Data extracts START

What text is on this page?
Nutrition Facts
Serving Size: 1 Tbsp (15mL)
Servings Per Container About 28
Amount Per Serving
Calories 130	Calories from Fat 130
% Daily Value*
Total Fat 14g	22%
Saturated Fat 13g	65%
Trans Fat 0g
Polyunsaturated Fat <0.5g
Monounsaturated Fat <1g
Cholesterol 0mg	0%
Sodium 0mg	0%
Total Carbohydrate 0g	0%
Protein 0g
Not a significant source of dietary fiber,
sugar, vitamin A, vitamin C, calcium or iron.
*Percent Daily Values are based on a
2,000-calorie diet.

Data extracts END

Within the listing above, copy each line that has the string "Daily".

% Daily Value*
*Percent Daily Values are based on a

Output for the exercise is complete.